» Stated task
Each line containing the word "placeholder" must be collected.

» Information given

** Begin **

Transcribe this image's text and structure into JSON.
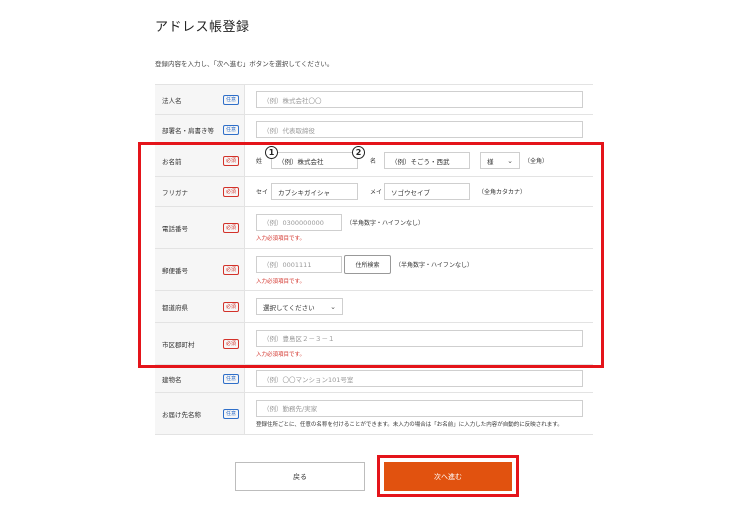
{
  "page": {
    "title": "アドレス帳登録",
    "instruction": "登録内容を入力し、「次へ進む」ボタンを選択してください。"
  },
  "badges": {
    "optional": "任意",
    "required": "必須"
  },
  "fields": {
    "company": {
      "label": "法人名",
      "placeholder": "（例）株式会社〇〇"
    },
    "department": {
      "label": "部署名・肩書き等",
      "placeholder": "（例）代表取締役"
    },
    "name": {
      "label": "お名前",
      "sei_label": "姓",
      "sei_value": "（例）株式会社",
      "mei_label": "名",
      "mei_value": "（例）そごう・西武",
      "honorific": "様",
      "note": "（全角）"
    },
    "furigana": {
      "label": "フリガナ",
      "sei_label": "セイ",
      "sei_value": "カブシキガイシャ",
      "mei_label": "メイ",
      "mei_value": "ソゴウセイブ",
      "note": "（全角カタカナ）"
    },
    "phone": {
      "label": "電話番号",
      "placeholder": "（例）0300000000",
      "note": "（半角数字・ハイフンなし）",
      "error": "入力必須項目です。"
    },
    "postal": {
      "label": "郵便番号",
      "placeholder": "（例）0001111",
      "search_button": "住所検索",
      "note": "（半角数字・ハイフンなし）",
      "error": "入力必須項目です。"
    },
    "prefecture": {
      "label": "都道府県",
      "selected": "選択してください"
    },
    "city": {
      "label": "市区郡町村",
      "placeholder": "（例）豊島区２－３－１",
      "error": "入力必須項目です。"
    },
    "building": {
      "label": "建物名",
      "placeholder": "（例）〇〇マンション101号室"
    },
    "destination": {
      "label": "お届け先名称",
      "placeholder": "（例）勤務先/実家",
      "note": "登録住所ごとに、任意の名称を付けることができます。未入力の場合は「お名前」に入力した内容が自動的に反映されます。"
    }
  },
  "annotations": {
    "one": "1",
    "two": "2"
  },
  "buttons": {
    "back": "戻る",
    "next": "次へ進む"
  },
  "colors": {
    "accent": "#e1520f",
    "highlight": "#e4141a",
    "required": "#d3322a",
    "optional": "#2f6fc9"
  }
}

** End **

» The solution
      "placeholder": "（例）株式会社〇〇"
      "placeholder": "（例）代表取締役"
      "placeholder": "（例）0300000000",
      "placeholder": "（例）0001111",
      "placeholder": "（例）豊島区２－３－１",
      "placeholder": "（例）〇〇マンション101号室"
      "placeholder": "（例）勤務先/実家",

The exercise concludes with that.